** start of MATERIAL PROVIDED **
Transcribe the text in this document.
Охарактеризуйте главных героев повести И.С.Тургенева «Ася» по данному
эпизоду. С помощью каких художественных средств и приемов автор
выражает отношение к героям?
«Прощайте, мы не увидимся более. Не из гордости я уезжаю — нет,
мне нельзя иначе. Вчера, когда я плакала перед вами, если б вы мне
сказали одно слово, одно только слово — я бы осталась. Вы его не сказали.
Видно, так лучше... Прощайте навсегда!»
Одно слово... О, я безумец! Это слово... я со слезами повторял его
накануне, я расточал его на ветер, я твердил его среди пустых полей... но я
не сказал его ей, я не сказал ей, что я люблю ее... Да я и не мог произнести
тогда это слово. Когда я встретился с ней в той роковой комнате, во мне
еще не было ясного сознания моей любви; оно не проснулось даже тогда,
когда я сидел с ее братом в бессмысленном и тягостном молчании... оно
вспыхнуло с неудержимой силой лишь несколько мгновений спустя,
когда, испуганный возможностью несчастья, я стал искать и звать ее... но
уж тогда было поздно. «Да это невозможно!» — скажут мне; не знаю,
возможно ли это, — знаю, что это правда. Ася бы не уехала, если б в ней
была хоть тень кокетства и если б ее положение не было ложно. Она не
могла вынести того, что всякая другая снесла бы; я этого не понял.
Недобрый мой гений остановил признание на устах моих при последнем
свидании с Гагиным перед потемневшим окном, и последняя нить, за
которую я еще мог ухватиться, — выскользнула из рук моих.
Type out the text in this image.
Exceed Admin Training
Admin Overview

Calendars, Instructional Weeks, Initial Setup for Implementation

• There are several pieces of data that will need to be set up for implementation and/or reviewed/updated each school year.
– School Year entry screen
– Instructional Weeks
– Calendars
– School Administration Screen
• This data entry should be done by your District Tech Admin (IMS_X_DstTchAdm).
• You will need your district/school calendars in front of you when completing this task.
** end of MATERIAL PROVIDED **
◆ TASK DETAILS: Look through the listing above. Pick out each line with "моих" and copy it.

◆ ANSWER BELOW:
Недобрый мой гений остановил признание на устах моих при последнем
которую я еще мог ухватиться, — выскользнула из рук моих.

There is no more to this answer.